**Goal**
How many lines hold the string "capital"? Reply with the number alone.

**Material provided**
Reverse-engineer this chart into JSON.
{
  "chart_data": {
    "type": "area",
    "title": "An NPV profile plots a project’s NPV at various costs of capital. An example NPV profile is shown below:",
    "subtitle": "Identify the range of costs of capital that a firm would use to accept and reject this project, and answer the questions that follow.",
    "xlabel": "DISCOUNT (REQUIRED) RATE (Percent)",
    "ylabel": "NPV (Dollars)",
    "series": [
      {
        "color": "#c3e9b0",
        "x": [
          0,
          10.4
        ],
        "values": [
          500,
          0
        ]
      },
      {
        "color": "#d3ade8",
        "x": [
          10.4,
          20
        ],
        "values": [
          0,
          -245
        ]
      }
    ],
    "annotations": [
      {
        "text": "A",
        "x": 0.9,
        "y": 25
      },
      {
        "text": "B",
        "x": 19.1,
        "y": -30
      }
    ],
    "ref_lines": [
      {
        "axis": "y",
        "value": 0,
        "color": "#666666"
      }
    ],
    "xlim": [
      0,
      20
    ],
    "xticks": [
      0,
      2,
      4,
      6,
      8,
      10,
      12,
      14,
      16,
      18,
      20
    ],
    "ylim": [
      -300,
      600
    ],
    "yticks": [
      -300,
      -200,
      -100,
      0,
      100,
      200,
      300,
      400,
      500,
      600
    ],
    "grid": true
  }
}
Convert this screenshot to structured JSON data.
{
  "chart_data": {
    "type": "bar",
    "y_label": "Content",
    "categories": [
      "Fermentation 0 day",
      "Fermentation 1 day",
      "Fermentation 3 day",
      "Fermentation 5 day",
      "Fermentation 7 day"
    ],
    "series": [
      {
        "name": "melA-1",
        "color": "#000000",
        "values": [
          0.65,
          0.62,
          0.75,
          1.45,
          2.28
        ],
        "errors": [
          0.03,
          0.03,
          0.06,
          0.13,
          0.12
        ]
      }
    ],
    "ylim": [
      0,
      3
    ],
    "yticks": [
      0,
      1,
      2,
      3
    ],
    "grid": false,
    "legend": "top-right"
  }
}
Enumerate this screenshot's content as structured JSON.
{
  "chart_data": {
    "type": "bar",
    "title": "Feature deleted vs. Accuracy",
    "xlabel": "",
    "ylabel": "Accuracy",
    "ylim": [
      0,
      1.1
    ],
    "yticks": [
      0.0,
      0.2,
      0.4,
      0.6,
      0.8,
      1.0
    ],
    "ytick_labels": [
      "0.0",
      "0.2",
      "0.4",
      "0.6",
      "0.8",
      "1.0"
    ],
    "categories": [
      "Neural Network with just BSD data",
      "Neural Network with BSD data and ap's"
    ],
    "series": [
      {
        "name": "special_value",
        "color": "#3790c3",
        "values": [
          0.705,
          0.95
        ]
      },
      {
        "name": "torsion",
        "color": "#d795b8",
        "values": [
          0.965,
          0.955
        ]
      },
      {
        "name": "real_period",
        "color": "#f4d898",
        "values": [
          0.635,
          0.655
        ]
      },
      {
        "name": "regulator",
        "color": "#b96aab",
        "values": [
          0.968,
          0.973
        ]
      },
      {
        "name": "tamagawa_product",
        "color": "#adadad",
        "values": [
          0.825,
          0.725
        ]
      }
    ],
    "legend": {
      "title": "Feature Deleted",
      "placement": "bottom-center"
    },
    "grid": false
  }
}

**Exercise solution**
2